─── PASSAGE ───

The following are excerpts from notes by Daniel Kahn Gillmor (dkg),
who was part of the CII-Madrid tlsify discussions, originally sent to
me by email before the tlsify list was setup, and my replies. Reposted
with permission. The original notes from the workshop were a lot more
sparse than the expanded version I just sent to the tlsify list, so
some of the questions below are probably already answered, but I think
it's still useful discussion.

Rich



On Fri, Jul 17, 2015 at 09:18:21PM +0200, Daniel Kahn Gillmor wrote:
> Choice of data channels
> -----------------------
> 
> I'm a little bit confused that it seems to suggest the data channel
> should be stdin/stdout.  i thought we'd talked about a single forwarded
> socket, not pipes, since that should have less of an impedance mismatch
> with the outbound connection.  or is the thought that stdin/stdout would
> be the comms socket?

C callers wanting to use the socket directly as a primitive would want
to pass the same socket as both stdin and stdout, but a caller not
constrained by those requirements could instead use two pipes or could
even attach one or both to a regular file.

> Peer Cert Verification
> ----------------------
> 
> references for specific examples of SRV-ID:
> 
> RFC 6120 specifies the use of SRV-IDs in X.509 certs for XMPP.
> 
> RFC 6764 specifies the use of SRV-IDs in X.509 certs for
> WebDAV/CalDAV/CardDAV.
> 
> the upcoming tzdist draft should also use SRV-IDs, iirc.
> 
> Also, the list of initialization/configuration parameters doesn't
> include any mention of a selected list of root CAs or any additional
> constraints on peer cert verification.  Is the assumption that every
> tlsify parent should be willing to accept the same set of root CAs?

───

● DIRECTIONS:
(1) Answer these questions about the tlsify email excerpt:
(a) Whose notes does the excerpt quote?
(b) Which RFC specifies SRV-IDs in X.509 certs for WebDAV/CalDAV/CardDAV?
(c) Besides two pipes, what can a caller not bound by the C requirements attach one or both data channels to?
(2) Repeat the stretch of the tlsify email excerpt from "C callers wanting" through "certs for XMPP.".

─── PROVIDED DATA ───

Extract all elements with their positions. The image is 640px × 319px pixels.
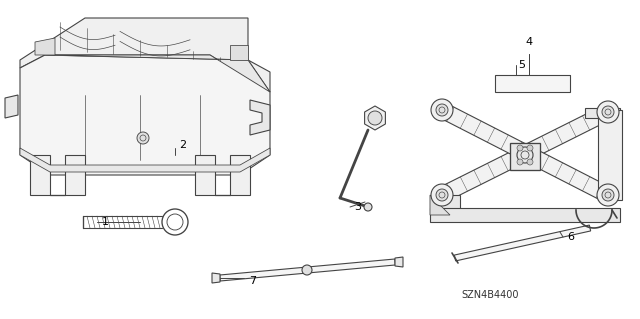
Circle shape bbox=[517, 145, 523, 151]
Polygon shape bbox=[20, 55, 270, 175]
Polygon shape bbox=[212, 273, 220, 283]
Circle shape bbox=[527, 159, 533, 165]
Polygon shape bbox=[30, 155, 50, 195]
Text: 2: 2 bbox=[179, 140, 187, 150]
Text: 7: 7 bbox=[250, 276, 257, 286]
Polygon shape bbox=[45, 55, 270, 92]
Circle shape bbox=[597, 101, 619, 123]
Polygon shape bbox=[510, 143, 540, 170]
Text: 4: 4 bbox=[525, 37, 532, 47]
Polygon shape bbox=[454, 225, 591, 261]
Circle shape bbox=[431, 184, 453, 206]
Text: 1: 1 bbox=[102, 217, 109, 227]
Polygon shape bbox=[438, 103, 612, 202]
Polygon shape bbox=[365, 106, 385, 130]
Polygon shape bbox=[495, 75, 570, 92]
Polygon shape bbox=[438, 105, 612, 202]
Polygon shape bbox=[20, 148, 270, 172]
Circle shape bbox=[527, 145, 533, 151]
Polygon shape bbox=[395, 257, 403, 267]
Polygon shape bbox=[585, 108, 620, 118]
Polygon shape bbox=[220, 259, 396, 281]
Circle shape bbox=[517, 159, 523, 165]
Polygon shape bbox=[430, 208, 620, 222]
Circle shape bbox=[597, 184, 619, 206]
Polygon shape bbox=[35, 38, 55, 55]
Circle shape bbox=[302, 265, 312, 275]
Polygon shape bbox=[598, 110, 622, 200]
Circle shape bbox=[368, 111, 382, 125]
Text: SZN4B4400: SZN4B4400 bbox=[461, 290, 519, 300]
Polygon shape bbox=[430, 195, 460, 210]
Polygon shape bbox=[230, 45, 248, 60]
Circle shape bbox=[364, 203, 372, 211]
Polygon shape bbox=[250, 100, 270, 135]
Circle shape bbox=[602, 189, 614, 201]
Text: 3: 3 bbox=[355, 202, 362, 212]
Circle shape bbox=[436, 104, 448, 116]
Text: 6: 6 bbox=[568, 232, 575, 242]
Polygon shape bbox=[20, 18, 270, 92]
Circle shape bbox=[436, 189, 448, 201]
Circle shape bbox=[517, 147, 533, 163]
Polygon shape bbox=[430, 195, 450, 215]
Polygon shape bbox=[5, 95, 18, 118]
Circle shape bbox=[137, 132, 149, 144]
Polygon shape bbox=[195, 155, 215, 195]
Circle shape bbox=[602, 106, 614, 118]
Polygon shape bbox=[230, 155, 250, 195]
Text: 5: 5 bbox=[518, 60, 525, 70]
Circle shape bbox=[431, 99, 453, 121]
Polygon shape bbox=[65, 155, 85, 195]
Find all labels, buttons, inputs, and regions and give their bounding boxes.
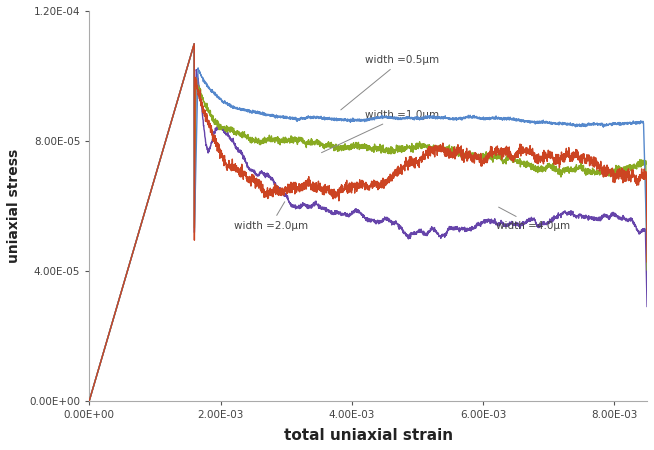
Text: width =4.0μm: width =4.0μm xyxy=(496,207,570,230)
Text: width =2.0μm: width =2.0μm xyxy=(233,202,308,230)
X-axis label: total uniaxial strain: total uniaxial strain xyxy=(284,428,453,443)
Y-axis label: uniaxial stress: uniaxial stress xyxy=(7,148,21,263)
Text: width =0.5μm: width =0.5μm xyxy=(341,55,439,110)
Text: width =1.0μm: width =1.0μm xyxy=(322,110,439,153)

───

● EXPECTED RESULTS:
(1)
(a) Daniel Kahn Gillmor (dkg)
(b) RFC 6764
(c) A regular file

(2)
C callers wanting to use the socket directly as a primitive would want
to pass the same socket as both stdin and stdout, but a caller not
constrained by those requirements could instead use two pipes or could
even attach one or both to a regular file.

> Peer Cert Verification
> ----------------------
> 
> references for specific examples of SRV-ID:
> 
> RFC 6120 specifies the use of SRV-IDs in X.509 certs for XMPP.